Exercise requirements – Pictures stay out of the copy; set down each line of the listing below exactly.

**********

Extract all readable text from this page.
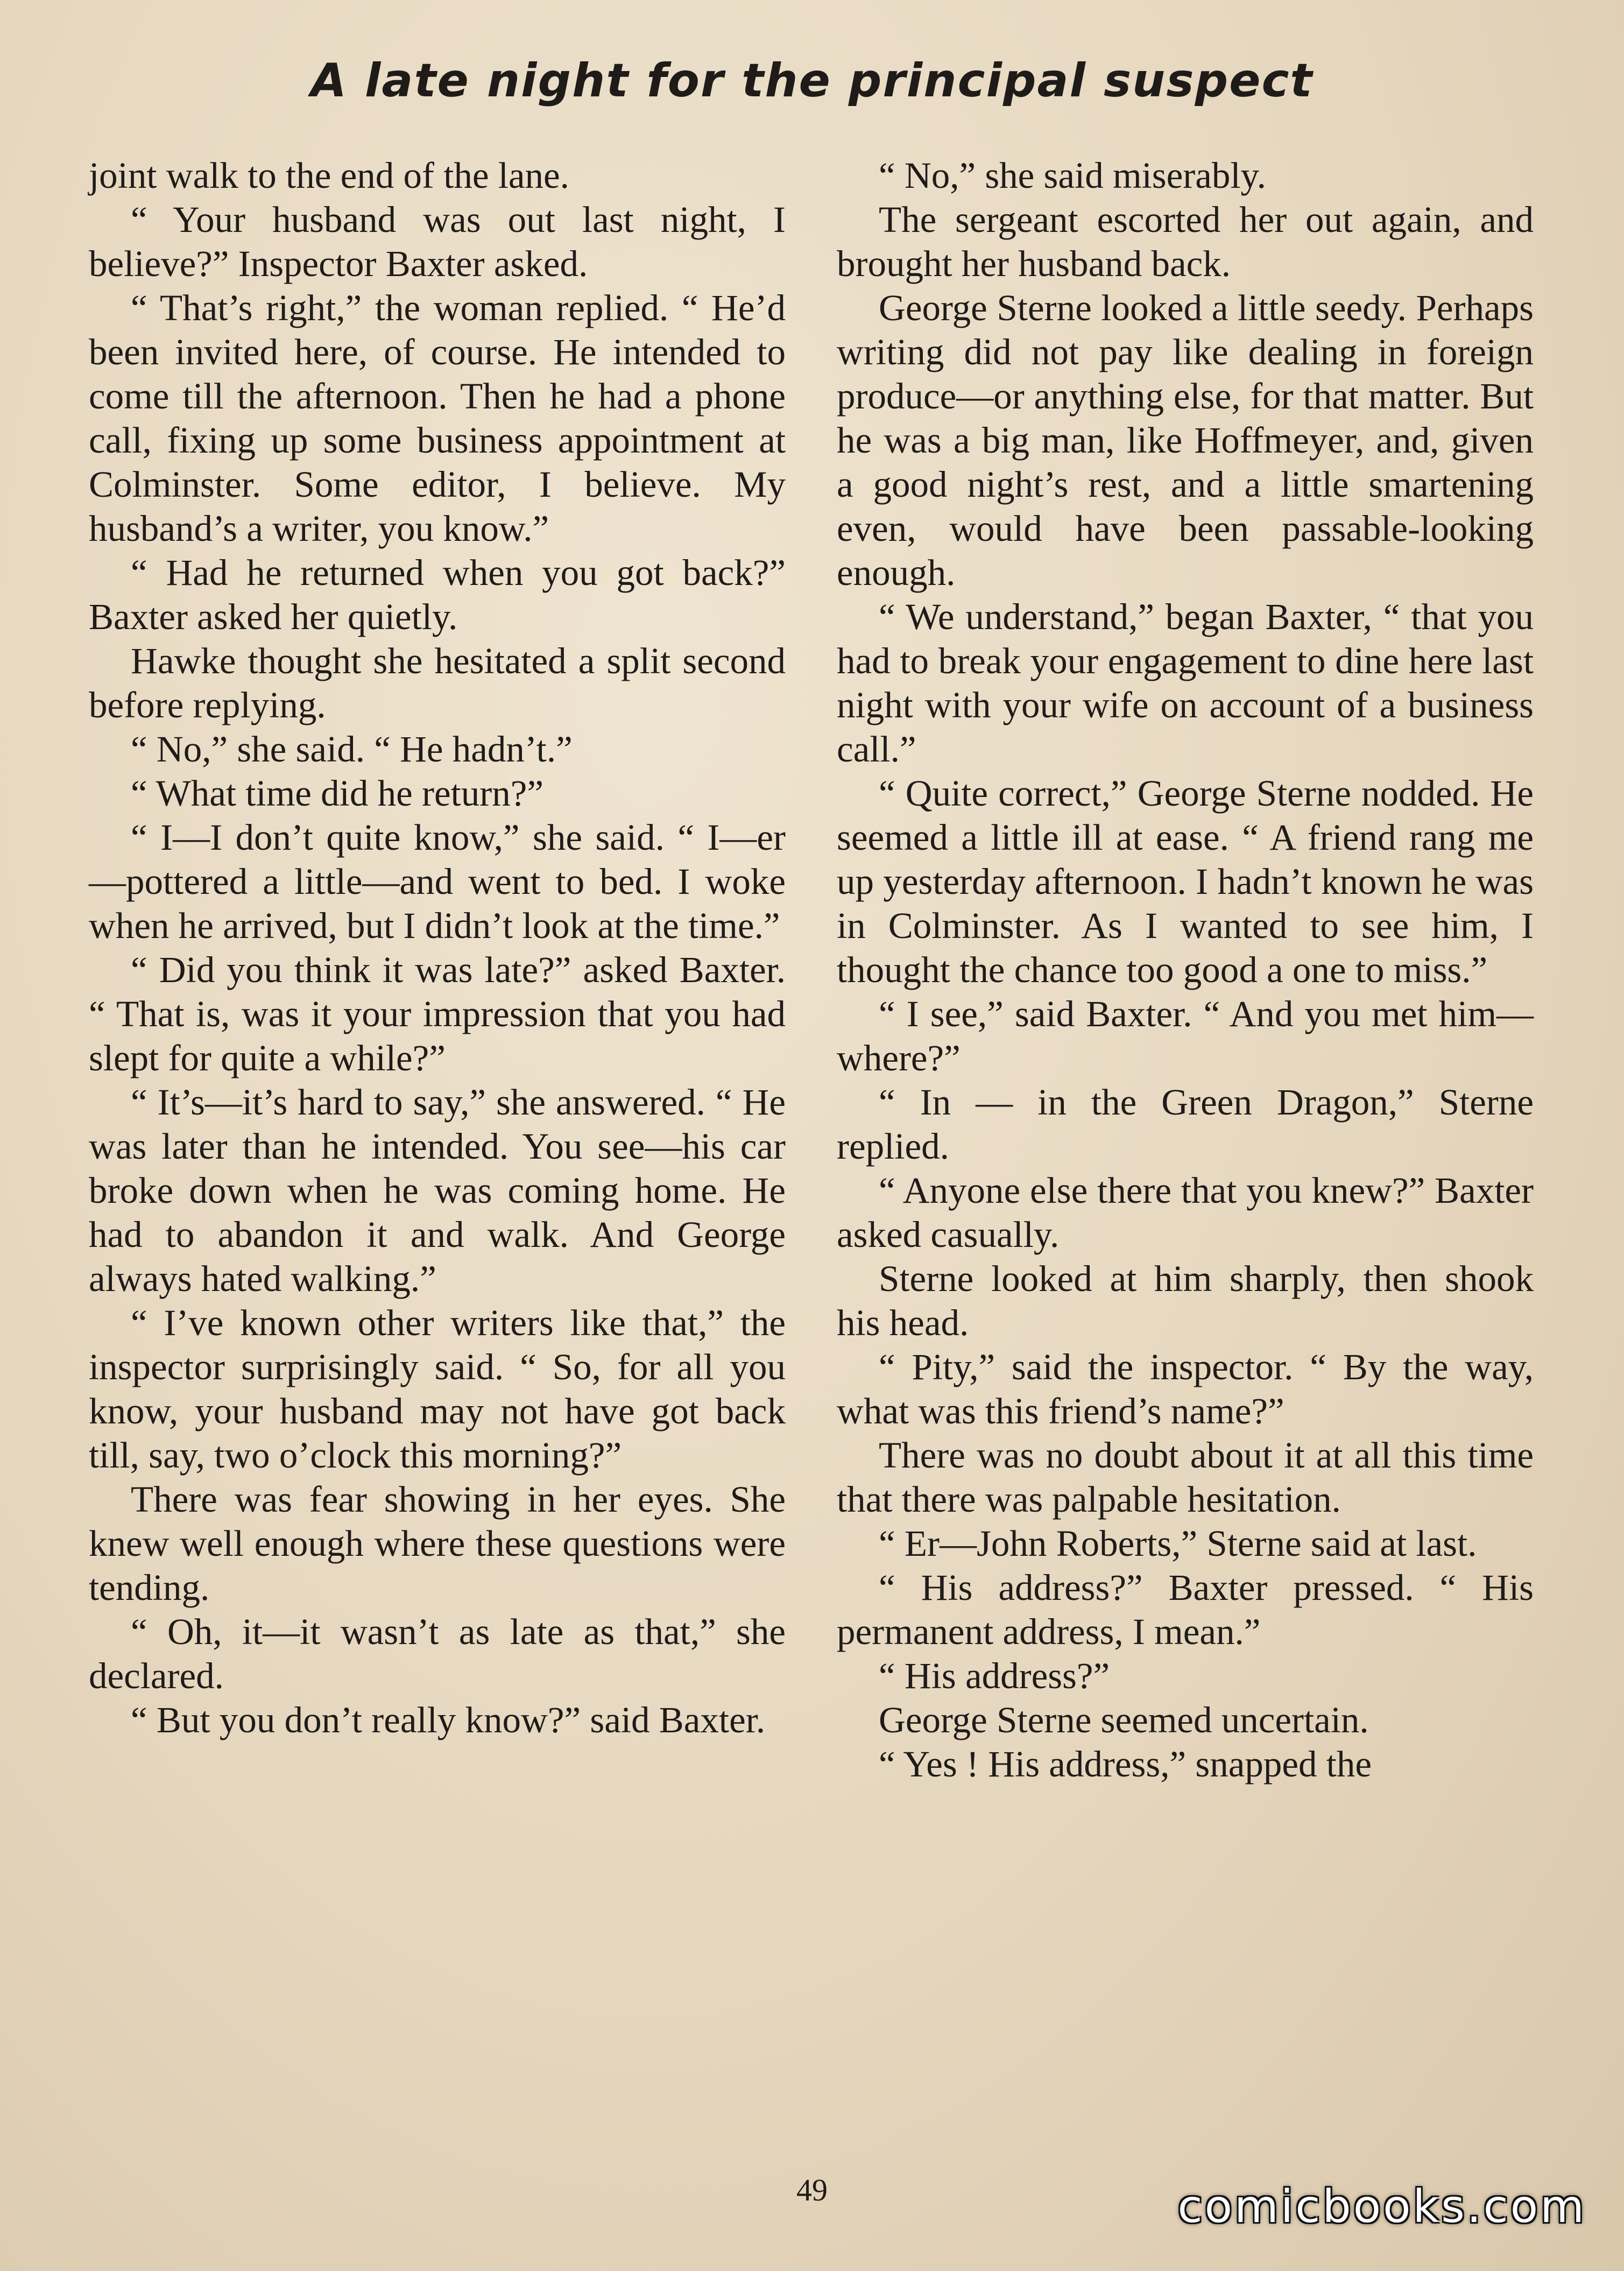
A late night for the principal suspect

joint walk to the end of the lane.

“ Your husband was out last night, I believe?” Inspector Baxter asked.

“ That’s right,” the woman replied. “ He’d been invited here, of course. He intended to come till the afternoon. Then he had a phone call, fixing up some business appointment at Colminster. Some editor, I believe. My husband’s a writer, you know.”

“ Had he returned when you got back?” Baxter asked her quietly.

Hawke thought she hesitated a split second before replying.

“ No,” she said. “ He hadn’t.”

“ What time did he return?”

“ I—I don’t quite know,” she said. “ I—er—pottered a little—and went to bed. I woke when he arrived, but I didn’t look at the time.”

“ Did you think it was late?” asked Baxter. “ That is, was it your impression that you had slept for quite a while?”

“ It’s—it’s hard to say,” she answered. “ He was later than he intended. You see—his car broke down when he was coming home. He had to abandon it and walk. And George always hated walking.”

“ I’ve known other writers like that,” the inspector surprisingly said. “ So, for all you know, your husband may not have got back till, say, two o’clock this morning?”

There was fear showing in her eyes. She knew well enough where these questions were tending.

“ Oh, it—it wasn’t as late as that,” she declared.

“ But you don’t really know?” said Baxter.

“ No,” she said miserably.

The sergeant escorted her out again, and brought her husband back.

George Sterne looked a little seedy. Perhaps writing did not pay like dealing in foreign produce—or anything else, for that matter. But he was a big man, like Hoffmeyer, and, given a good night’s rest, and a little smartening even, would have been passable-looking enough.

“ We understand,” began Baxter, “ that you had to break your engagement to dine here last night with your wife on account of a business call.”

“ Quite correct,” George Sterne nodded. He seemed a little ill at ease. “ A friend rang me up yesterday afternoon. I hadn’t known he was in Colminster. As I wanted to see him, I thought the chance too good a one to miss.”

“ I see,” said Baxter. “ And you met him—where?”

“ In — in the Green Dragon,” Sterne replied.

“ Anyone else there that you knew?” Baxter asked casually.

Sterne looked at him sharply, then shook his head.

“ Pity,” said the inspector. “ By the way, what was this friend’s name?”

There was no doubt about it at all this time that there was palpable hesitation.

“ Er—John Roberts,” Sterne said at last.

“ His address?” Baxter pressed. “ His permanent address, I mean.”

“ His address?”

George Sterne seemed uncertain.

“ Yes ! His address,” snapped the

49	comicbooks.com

**********

Correct response –
Extract all readable text from this page.
A late night for the principal suspect

joint walk to the end of the lane.

“ Your husband was out last night, I believe?” Inspector Baxter asked.

“ That’s right,” the woman replied. “ He’d been invited here, of course. He intended to come till the afternoon. Then he had a phone call, fixing up some business appointment at Colminster. Some editor, I believe. My husband’s a writer, you know.”

“ Had he returned when you got back?” Baxter asked her quietly.

Hawke thought she hesitated a split second before replying.

“ No,” she said. “ He hadn’t.”

“ What time did he return?”

“ I—I don’t quite know,” she said. “ I—er—pottered a little—and went to bed. I woke when he arrived, but I didn’t look at the time.”

“ Did you think it was late?” asked Baxter. “ That is, was it your impression that you had slept for quite a while?”

“ It’s—it’s hard to say,” she answered. “ He was later than he intended. You see—his car broke down when he was coming home. He had to abandon it and walk. And George always hated walking.”

“ I’ve known other writers like that,” the inspector surprisingly said. “ So, for all you know, your husband may not have got back till, say, two o’clock this morning?”

There was fear showing in her eyes. She knew well enough where these questions were tending.

“ Oh, it—it wasn’t as late as that,” she declared.

“ But you don’t really know?” said Baxter.

“ No,” she said miserably.

The sergeant escorted her out again, and brought her husband back.

George Sterne looked a little seedy. Perhaps writing did not pay like dealing in foreign produce—or anything else, for that matter. But he was a big man, like Hoffmeyer, and, given a good night’s rest, and a little smartening even, would have been passable-looking enough.

“ We understand,” began Baxter, “ that you had to break your engagement to dine here last night with your wife on account of a business call.”

“ Quite correct,” George Sterne nodded. He seemed a little ill at ease. “ A friend rang me up yesterday afternoon. I hadn’t known he was in Colminster. As I wanted to see him, I thought the chance too good a one to miss.”

“ I see,” said Baxter. “ And you met him—where?”

“ In — in the Green Dragon,” Sterne replied.

“ Anyone else there that you knew?” Baxter asked casually.

Sterne looked at him sharply, then shook his head.

“ Pity,” said the inspector. “ By the way, what was this friend’s name?”

There was no doubt about it at all this time that there was palpable hesitation.

“ Er—John Roberts,” Sterne said at last.

“ His address?” Baxter pressed. “ His permanent address, I mean.”

“ His address?”

George Sterne seemed uncertain.

“ Yes ! His address,” snapped the

49	comicbooks.com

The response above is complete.